_What you have to do:_ Gather every line that includes the word "JSON", please.

_Extracted material:_
BEGIN
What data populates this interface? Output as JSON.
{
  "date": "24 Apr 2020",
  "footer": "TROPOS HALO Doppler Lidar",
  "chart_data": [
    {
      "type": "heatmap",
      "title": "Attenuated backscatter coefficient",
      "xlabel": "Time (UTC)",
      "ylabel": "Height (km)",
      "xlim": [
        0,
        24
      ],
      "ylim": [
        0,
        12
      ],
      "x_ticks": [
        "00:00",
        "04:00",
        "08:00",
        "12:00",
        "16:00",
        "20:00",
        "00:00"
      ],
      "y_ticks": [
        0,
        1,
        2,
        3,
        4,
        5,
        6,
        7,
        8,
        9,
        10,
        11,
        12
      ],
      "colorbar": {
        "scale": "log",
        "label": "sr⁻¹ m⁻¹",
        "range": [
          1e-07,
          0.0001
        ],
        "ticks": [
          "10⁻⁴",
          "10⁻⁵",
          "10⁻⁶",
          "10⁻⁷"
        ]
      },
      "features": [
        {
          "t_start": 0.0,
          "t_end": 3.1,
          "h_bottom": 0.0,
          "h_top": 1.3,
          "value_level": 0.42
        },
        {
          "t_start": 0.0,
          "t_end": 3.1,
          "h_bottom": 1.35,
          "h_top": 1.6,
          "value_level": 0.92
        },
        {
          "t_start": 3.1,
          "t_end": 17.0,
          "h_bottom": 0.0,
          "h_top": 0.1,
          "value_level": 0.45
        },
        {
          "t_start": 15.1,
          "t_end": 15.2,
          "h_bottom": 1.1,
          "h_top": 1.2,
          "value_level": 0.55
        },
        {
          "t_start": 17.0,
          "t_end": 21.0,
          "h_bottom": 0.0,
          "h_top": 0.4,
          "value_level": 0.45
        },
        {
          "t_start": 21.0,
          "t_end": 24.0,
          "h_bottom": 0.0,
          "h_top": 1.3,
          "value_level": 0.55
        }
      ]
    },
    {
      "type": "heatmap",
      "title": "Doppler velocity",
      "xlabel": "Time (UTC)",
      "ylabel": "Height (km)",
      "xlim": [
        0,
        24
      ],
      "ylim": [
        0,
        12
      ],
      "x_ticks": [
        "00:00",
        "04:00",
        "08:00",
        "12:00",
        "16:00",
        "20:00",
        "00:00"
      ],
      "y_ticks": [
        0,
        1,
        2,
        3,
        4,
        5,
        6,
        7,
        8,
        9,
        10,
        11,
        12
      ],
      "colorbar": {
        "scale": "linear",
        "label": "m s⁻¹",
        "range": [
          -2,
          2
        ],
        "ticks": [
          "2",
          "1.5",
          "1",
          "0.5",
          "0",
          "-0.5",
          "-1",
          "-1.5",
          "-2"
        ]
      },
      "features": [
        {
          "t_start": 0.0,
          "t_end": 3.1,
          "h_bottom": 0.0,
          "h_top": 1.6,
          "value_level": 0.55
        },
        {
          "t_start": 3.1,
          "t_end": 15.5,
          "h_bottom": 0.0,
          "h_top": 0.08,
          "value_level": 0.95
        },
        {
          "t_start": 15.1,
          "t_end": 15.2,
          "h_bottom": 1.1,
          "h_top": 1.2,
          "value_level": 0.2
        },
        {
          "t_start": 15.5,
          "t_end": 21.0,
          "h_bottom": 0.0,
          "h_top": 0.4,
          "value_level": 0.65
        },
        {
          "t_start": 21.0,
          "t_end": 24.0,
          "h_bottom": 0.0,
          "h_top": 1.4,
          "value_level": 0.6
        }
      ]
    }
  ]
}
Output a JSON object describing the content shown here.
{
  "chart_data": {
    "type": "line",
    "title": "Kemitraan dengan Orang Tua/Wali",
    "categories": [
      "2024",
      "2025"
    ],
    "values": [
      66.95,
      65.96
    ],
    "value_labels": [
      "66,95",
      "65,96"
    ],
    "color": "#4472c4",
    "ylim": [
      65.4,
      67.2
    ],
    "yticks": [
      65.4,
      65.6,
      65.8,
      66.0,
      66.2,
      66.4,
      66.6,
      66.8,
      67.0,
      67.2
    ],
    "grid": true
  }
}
END
_Written solution:_
What data populates this interface? Output as JSON.
Output a JSON object describing the content shown here.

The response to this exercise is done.